* THE TASK *
Copy out all the data, word for word.
>>>>
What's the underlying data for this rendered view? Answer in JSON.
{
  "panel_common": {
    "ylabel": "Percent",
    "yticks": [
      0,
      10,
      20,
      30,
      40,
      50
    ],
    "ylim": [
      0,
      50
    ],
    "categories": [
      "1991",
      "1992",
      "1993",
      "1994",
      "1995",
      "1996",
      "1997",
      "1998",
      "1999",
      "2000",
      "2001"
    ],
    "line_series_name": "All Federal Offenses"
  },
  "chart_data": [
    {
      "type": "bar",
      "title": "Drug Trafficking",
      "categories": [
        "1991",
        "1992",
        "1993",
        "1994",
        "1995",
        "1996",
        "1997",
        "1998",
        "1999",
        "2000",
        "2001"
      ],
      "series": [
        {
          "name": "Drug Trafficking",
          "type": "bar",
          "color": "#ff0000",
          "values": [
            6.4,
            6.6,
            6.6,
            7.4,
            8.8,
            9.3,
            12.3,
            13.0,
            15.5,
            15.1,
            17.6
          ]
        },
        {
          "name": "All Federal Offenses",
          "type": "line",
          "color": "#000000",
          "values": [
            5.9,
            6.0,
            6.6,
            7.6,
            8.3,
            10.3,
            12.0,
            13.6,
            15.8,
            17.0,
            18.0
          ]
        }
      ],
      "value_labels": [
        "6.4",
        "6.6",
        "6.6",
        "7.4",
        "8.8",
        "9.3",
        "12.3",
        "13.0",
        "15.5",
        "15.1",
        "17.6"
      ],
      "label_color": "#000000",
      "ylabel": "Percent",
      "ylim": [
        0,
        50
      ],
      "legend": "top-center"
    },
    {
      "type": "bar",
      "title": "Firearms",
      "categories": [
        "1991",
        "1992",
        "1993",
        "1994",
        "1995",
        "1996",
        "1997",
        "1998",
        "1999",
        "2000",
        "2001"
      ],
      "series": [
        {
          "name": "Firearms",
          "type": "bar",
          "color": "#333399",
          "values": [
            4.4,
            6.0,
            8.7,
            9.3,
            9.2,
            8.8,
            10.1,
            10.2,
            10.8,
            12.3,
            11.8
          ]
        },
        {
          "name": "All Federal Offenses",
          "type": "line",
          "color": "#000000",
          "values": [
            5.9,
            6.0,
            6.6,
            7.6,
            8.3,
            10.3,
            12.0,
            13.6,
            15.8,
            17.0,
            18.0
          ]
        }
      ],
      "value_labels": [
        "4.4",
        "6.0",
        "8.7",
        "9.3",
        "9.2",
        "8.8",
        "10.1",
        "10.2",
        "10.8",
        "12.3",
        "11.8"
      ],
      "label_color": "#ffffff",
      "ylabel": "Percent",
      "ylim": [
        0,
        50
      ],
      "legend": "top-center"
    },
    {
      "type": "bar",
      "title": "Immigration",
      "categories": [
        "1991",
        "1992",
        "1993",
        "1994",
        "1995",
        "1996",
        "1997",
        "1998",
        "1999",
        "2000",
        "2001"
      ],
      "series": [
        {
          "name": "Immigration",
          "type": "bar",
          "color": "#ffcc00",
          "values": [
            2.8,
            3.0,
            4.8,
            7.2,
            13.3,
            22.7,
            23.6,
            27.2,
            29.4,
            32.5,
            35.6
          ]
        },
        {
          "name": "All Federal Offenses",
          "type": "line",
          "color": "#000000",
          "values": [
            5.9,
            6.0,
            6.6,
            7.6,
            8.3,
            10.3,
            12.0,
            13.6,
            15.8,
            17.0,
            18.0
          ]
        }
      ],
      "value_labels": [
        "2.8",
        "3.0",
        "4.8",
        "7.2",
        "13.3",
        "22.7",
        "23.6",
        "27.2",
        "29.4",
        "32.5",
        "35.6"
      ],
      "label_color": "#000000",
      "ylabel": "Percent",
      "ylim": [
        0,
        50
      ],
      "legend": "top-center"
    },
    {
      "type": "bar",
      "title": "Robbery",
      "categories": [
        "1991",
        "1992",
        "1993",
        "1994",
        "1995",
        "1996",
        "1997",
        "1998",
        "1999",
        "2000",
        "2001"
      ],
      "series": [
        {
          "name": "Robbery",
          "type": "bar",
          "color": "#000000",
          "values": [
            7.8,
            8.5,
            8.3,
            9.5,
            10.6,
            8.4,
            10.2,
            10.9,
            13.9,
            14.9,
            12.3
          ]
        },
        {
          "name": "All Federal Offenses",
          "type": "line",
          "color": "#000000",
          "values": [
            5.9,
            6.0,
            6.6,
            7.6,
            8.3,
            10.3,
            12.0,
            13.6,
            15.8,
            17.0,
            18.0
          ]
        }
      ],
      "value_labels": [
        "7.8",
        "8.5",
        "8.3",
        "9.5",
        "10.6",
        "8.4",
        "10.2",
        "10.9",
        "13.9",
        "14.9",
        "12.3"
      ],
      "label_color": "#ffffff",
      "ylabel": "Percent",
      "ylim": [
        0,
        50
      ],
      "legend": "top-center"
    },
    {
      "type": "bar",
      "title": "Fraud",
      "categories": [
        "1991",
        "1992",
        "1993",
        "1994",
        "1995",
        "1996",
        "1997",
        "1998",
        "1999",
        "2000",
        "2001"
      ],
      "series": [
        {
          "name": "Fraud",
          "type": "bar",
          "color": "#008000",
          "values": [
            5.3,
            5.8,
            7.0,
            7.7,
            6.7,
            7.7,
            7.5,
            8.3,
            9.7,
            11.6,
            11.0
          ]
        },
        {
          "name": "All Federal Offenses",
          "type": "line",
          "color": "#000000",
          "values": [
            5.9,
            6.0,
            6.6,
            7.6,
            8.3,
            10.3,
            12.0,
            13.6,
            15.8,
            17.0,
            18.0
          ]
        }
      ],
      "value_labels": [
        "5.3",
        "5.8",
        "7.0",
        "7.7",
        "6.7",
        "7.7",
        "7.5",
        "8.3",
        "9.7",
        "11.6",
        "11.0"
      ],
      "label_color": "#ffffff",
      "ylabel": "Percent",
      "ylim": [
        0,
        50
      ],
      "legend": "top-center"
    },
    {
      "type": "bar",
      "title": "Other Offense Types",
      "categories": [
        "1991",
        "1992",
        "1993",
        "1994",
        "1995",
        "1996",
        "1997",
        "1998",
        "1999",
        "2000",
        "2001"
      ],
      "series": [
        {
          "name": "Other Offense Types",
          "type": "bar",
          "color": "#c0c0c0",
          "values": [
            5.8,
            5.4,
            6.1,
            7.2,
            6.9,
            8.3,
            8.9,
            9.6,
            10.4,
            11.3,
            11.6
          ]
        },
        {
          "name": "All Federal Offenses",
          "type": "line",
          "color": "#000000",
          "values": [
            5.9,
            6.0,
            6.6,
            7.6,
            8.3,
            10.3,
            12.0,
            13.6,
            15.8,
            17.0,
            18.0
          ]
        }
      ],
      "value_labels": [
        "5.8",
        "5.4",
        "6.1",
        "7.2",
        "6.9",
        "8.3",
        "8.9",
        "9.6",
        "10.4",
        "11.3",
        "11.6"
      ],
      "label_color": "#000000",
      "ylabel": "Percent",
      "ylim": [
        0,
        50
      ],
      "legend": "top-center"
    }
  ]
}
<<<<
* RESPONSE TO THE EXERCISE *
What's the underlying data for this rendered view? Answer in JSON.
{
  "panel_common": {
    "ylabel": "Percent",
    "yticks": [
      0,
      10,
      20,
      30,
      40,
      50
    ],
    "ylim": [
      0,
      50
    ],
    "categories": [
      "1991",
      "1992",
      "1993",
      "1994",
      "1995",
      "1996",
      "1997",
      "1998",
      "1999",
      "2000",
      "2001"
    ],
    "line_series_name": "All Federal Offenses"
  },
  "chart_data": [
    {
      "type": "bar",
      "title": "Drug Trafficking",
      "categories": [
        "1991",
        "1992",
        "1993",
        "1994",
        "1995",
        "1996",
        "1997",
        "1998",
        "1999",
        "2000",
        "2001"
      ],
      "series": [
        {
          "name": "Drug Trafficking",
          "type": "bar",
          "color": "#ff0000",
          "values": [
            6.4,
            6.6,
            6.6,
            7.4,
            8.8,
            9.3,
            12.3,
            13.0,
            15.5,
            15.1,
            17.6
          ]
        },
        {
          "name": "All Federal Offenses",
          "type": "line",
          "color": "#000000",
          "values": [
            5.9,
            6.0,
            6.6,
            7.6,
            8.3,
            10.3,
            12.0,
            13.6,
            15.8,
            17.0,
            18.0
          ]
        }
      ],
      "value_labels": [
        "6.4",
        "6.6",
        "6.6",
        "7.4",
        "8.8",
        "9.3",
        "12.3",
        "13.0",
        "15.5",
        "15.1",
        "17.6"
      ],
      "label_color": "#000000",
      "ylabel": "Percent",
      "ylim": [
        0,
        50
      ],
      "legend": "top-center"
    },
    {
      "type": "bar",
      "title": "Firearms",
      "categories": [
        "1991",
        "1992",
        "1993",
        "1994",
        "1995",
        "1996",
        "1997",
        "1998",
        "1999",
        "2000",
        "2001"
      ],
      "series": [
        {
          "name": "Firearms",
          "type": "bar",
          "color": "#333399",
          "values": [
            4.4,
            6.0,
            8.7,
            9.3,
            9.2,
            8.8,
            10.1,
            10.2,
            10.8,
            12.3,
            11.8
          ]
        },
        {
          "name": "All Federal Offenses",
          "type": "line",
          "color": "#000000",
          "values": [
            5.9,
            6.0,
            6.6,
            7.6,
            8.3,
            10.3,
            12.0,
            13.6,
            15.8,
            17.0,
            18.0
          ]
        }
      ],
      "value_labels": [
        "4.4",
        "6.0",
        "8.7",
        "9.3",
        "9.2",
        "8.8",
        "10.1",
        "10.2",
        "10.8",
        "12.3",
        "11.8"
      ],
      "label_color": "#ffffff",
      "ylabel": "Percent",
      "ylim": [
        0,
        50
      ],
      "legend": "top-center"
    },
    {
      "type": "bar",
      "title": "Immigration",
      "categories": [
        "1991",
        "1992",
        "1993",
        "1994",
        "1995",
        "1996",
        "1997",
        "1998",
        "1999",
        "2000",
        "2001"
      ],
      "series": [
        {
          "name": "Immigration",
          "type": "bar",
          "color": "#ffcc00",
          "values": [
            2.8,
            3.0,
            4.8,
            7.2,
            13.3,
            22.7,
            23.6,
            27.2,
            29.4,
            32.5,
            35.6
          ]
        },
        {
          "name": "All Federal Offenses",
          "type": "line",
          "color": "#000000",
          "values": [
            5.9,
            6.0,
            6.6,
            7.6,
            8.3,
            10.3,
            12.0,
            13.6,
            15.8,
            17.0,
            18.0
          ]
        }
      ],
      "value_labels": [
        "2.8",
        "3.0",
        "4.8",
        "7.2",
        "13.3",
        "22.7",
        "23.6",
        "27.2",
        "29.4",
        "32.5",
        "35.6"
      ],
      "label_color": "#000000",
      "ylabel": "Percent",
      "ylim": [
        0,
        50
      ],
      "legend": "top-center"
    },
    {
      "type": "bar",
      "title": "Robbery",
      "categories": [
        "1991",
        "1992",
        "1993",
        "1994",
        "1995",
        "1996",
        "1997",
        "1998",
        "1999",
        "2000",
        "2001"
      ],
      "series": [
        {
          "name": "Robbery",
          "type": "bar",
          "color": "#000000",
          "values": [
            7.8,
            8.5,
            8.3,
            9.5,
            10.6,
            8.4,
            10.2,
            10.9,
            13.9,
            14.9,
            12.3
          ]
        },
        {
          "name": "All Federal Offenses",
          "type": "line",
          "color": "#000000",
          "values": [
            5.9,
            6.0,
            6.6,
            7.6,
            8.3,
            10.3,
            12.0,
            13.6,
            15.8,
            17.0,
            18.0
          ]
        }
      ],
      "value_labels": [
        "7.8",
        "8.5",
        "8.3",
        "9.5",
        "10.6",
        "8.4",
        "10.2",
        "10.9",
        "13.9",
        "14.9",
        "12.3"
      ],
      "label_color": "#ffffff",
      "ylabel": "Percent",
      "ylim": [
        0,
        50
      ],
      "legend": "top-center"
    },
    {
      "type": "bar",
      "title": "Fraud",
      "categories": [
        "1991",
        "1992",
        "1993",
        "1994",
        "1995",
        "1996",
        "1997",
        "1998",
        "1999",
        "2000",
        "2001"
      ],
      "series": [
        {
          "name": "Fraud",
          "type": "bar",
          "color": "#008000",
          "values": [
            5.3,
            5.8,
            7.0,
            7.7,
            6.7,
            7.7,
            7.5,
            8.3,
            9.7,
            11.6,
            11.0
          ]
        },
        {
          "name": "All Federal Offenses",
          "type": "line",
          "color": "#000000",
          "values": [
            5.9,
            6.0,
            6.6,
            7.6,
            8.3,
            10.3,
            12.0,
            13.6,
            15.8,
            17.0,
            18.0
          ]
        }
      ],
      "value_labels": [
        "5.3",
        "5.8",
        "7.0",
        "7.7",
        "6.7",
        "7.7",
        "7.5",
        "8.3",
        "9.7",
        "11.6",
        "11.0"
      ],
      "label_color": "#ffffff",
      "ylabel": "Percent",
      "ylim": [
        0,
        50
      ],
      "legend": "top-center"
    },
    {
      "type": "bar",
      "title": "Other Offense Types",
      "categories": [
        "1991",
        "1992",
        "1993",
        "1994",
        "1995",
        "1996",
        "1997",
        "1998",
        "1999",
        "2000",
        "2001"
      ],
      "series": [
        {
          "name": "Other Offense Types",
          "type": "bar",
          "color": "#c0c0c0",
          "values": [
            5.8,
            5.4,
            6.1,
            7.2,
            6.9,
            8.3,
            8.9,
            9.6,
            10.4,
            11.3,
            11.6
          ]
        },
        {
          "name": "All Federal Offenses",
          "type": "line",
          "color": "#000000",
          "values": [
            5.9,
            6.0,
            6.6,
            7.6,
            8.3,
            10.3,
            12.0,
            13.6,
            15.8,
            17.0,
            18.0
          ]
        }
      ],
      "value_labels": [
        "5.8",
        "5.4",
        "6.1",
        "7.2",
        "6.9",
        "8.3",
        "8.9",
        "9.6",
        "10.4",
        "11.3",
        "11.6"
      ],
      "label_color": "#000000",
      "ylabel": "Percent",
      "ylim": [
        0,
        50
      ],
      "legend": "top-center"
    }
  ]
}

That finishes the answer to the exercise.